**Task description**
Output all of the data below exactly as given.

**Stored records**
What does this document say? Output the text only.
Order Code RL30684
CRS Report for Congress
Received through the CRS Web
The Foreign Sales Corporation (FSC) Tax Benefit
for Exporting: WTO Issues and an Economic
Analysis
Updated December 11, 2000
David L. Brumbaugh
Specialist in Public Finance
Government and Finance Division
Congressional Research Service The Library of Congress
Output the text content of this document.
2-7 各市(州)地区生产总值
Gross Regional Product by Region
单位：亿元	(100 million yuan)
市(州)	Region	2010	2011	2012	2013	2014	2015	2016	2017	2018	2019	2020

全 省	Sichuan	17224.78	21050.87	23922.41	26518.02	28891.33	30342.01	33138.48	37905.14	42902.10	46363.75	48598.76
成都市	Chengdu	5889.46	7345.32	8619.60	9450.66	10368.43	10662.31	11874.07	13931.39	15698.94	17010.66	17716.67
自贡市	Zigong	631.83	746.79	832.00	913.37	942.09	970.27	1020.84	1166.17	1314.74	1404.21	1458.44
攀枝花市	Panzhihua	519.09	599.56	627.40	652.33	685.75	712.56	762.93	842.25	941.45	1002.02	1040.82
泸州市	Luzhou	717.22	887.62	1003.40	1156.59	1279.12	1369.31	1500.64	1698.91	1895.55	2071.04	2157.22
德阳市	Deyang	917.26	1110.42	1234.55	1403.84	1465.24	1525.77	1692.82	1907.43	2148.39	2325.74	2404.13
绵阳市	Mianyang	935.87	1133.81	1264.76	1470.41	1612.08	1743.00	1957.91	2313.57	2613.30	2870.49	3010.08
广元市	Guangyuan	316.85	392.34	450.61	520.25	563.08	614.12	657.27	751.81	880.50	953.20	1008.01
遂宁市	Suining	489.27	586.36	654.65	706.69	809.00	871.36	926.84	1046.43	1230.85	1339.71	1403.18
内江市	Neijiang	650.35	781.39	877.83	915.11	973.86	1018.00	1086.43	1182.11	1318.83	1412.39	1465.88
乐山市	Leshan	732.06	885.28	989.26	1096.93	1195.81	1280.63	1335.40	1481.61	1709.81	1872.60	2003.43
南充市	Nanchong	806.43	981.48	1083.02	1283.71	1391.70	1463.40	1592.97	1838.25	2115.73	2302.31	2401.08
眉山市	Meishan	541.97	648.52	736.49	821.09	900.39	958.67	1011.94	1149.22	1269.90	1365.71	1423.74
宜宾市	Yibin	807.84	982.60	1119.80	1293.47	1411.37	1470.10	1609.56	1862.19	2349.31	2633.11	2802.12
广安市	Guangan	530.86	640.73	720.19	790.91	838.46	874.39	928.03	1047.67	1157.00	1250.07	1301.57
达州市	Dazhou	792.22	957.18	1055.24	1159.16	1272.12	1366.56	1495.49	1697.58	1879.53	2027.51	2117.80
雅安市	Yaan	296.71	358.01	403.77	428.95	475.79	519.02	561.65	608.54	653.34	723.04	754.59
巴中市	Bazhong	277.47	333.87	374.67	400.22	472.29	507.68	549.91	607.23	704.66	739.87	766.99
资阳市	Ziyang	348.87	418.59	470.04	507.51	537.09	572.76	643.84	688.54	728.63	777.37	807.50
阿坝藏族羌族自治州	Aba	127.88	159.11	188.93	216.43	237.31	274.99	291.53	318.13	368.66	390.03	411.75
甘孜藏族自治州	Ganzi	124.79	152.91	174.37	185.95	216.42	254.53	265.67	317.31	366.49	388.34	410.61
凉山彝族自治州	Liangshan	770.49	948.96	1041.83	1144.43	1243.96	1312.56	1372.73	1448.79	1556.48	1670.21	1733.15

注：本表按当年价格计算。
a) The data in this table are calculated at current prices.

**Solution to the problem**
What does this document say? Output the text only.
Order Code RL30684
CRS Report for Congress
Received through the CRS Web
The Foreign Sales Corporation (FSC) Tax Benefit
for Exporting: WTO Issues and an Economic
Analysis
Updated December 11, 2000
David L. Brumbaugh
Specialist in Public Finance
Government and Finance Division
Congressional Research Service The Library of Congress
Output the text content of this document.
2-7 各市(州)地区生产总值
Gross Regional Product by Region
单位：亿元	(100 million yuan)
市(州)	Region	2010	2011	2012	2013	2014	2015	2016	2017	2018	2019	2020

全 省	Sichuan	17224.78	21050.87	23922.41	26518.02	28891.33	30342.01	33138.48	37905.14	42902.10	46363.75	48598.76
成都市	Chengdu	5889.46	7345.32	8619.60	9450.66	10368.43	10662.31	11874.07	13931.39	15698.94	17010.66	17716.67
自贡市	Zigong	631.83	746.79	832.00	913.37	942.09	970.27	1020.84	1166.17	1314.74	1404.21	1458.44
攀枝花市	Panzhihua	519.09	599.56	627.40	652.33	685.75	712.56	762.93	842.25	941.45	1002.02	1040.82
泸州市	Luzhou	717.22	887.62	1003.40	1156.59	1279.12	1369.31	1500.64	1698.91	1895.55	2071.04	2157.22
德阳市	Deyang	917.26	1110.42	1234.55	1403.84	1465.24	1525.77	1692.82	1907.43	2148.39	2325.74	2404.13
绵阳市	Mianyang	935.87	1133.81	1264.76	1470.41	1612.08	1743.00	1957.91	2313.57	2613.30	2870.49	3010.08
广元市	Guangyuan	316.85	392.34	450.61	520.25	563.08	614.12	657.27	751.81	880.50	953.20	1008.01
遂宁市	Suining	489.27	586.36	654.65	706.69	809.00	871.36	926.84	1046.43	1230.85	1339.71	1403.18
内江市	Neijiang	650.35	781.39	877.83	915.11	973.86	1018.00	1086.43	1182.11	1318.83	1412.39	1465.88
乐山市	Leshan	732.06	885.28	989.26	1096.93	1195.81	1280.63	1335.40	1481.61	1709.81	1872.60	2003.43
南充市	Nanchong	806.43	981.48	1083.02	1283.71	1391.70	1463.40	1592.97	1838.25	2115.73	2302.31	2401.08
眉山市	Meishan	541.97	648.52	736.49	821.09	900.39	958.67	1011.94	1149.22	1269.90	1365.71	1423.74
宜宾市	Yibin	807.84	982.60	1119.80	1293.47	1411.37	1470.10	1609.56	1862.19	2349.31	2633.11	2802.12
广安市	Guangan	530.86	640.73	720.19	790.91	838.46	874.39	928.03	1047.67	1157.00	1250.07	1301.57
达州市	Dazhou	792.22	957.18	1055.24	1159.16	1272.12	1366.56	1495.49	1697.58	1879.53	2027.51	2117.80
雅安市	Yaan	296.71	358.01	403.77	428.95	475.79	519.02	561.65	608.54	653.34	723.04	754.59
巴中市	Bazhong	277.47	333.87	374.67	400.22	472.29	507.68	549.91	607.23	704.66	739.87	766.99
资阳市	Ziyang	348.87	418.59	470.04	507.51	537.09	572.76	643.84	688.54	728.63	777.37	807.50
阿坝藏族羌族自治州	Aba	127.88	159.11	188.93	216.43	237.31	274.99	291.53	318.13	368.66	390.03	411.75
甘孜藏族自治州	Ganzi	124.79	152.91	174.37	185.95	216.42	254.53	265.67	317.31	366.49	388.34	410.61
凉山彝族自治州	Liangshan	770.49	948.96	1041.83	1144.43	1243.96	1312.56	1372.73	1448.79	1556.48	1670.21	1733.15

注：本表按当年价格计算。
a) The data in this table are calculated at current prices.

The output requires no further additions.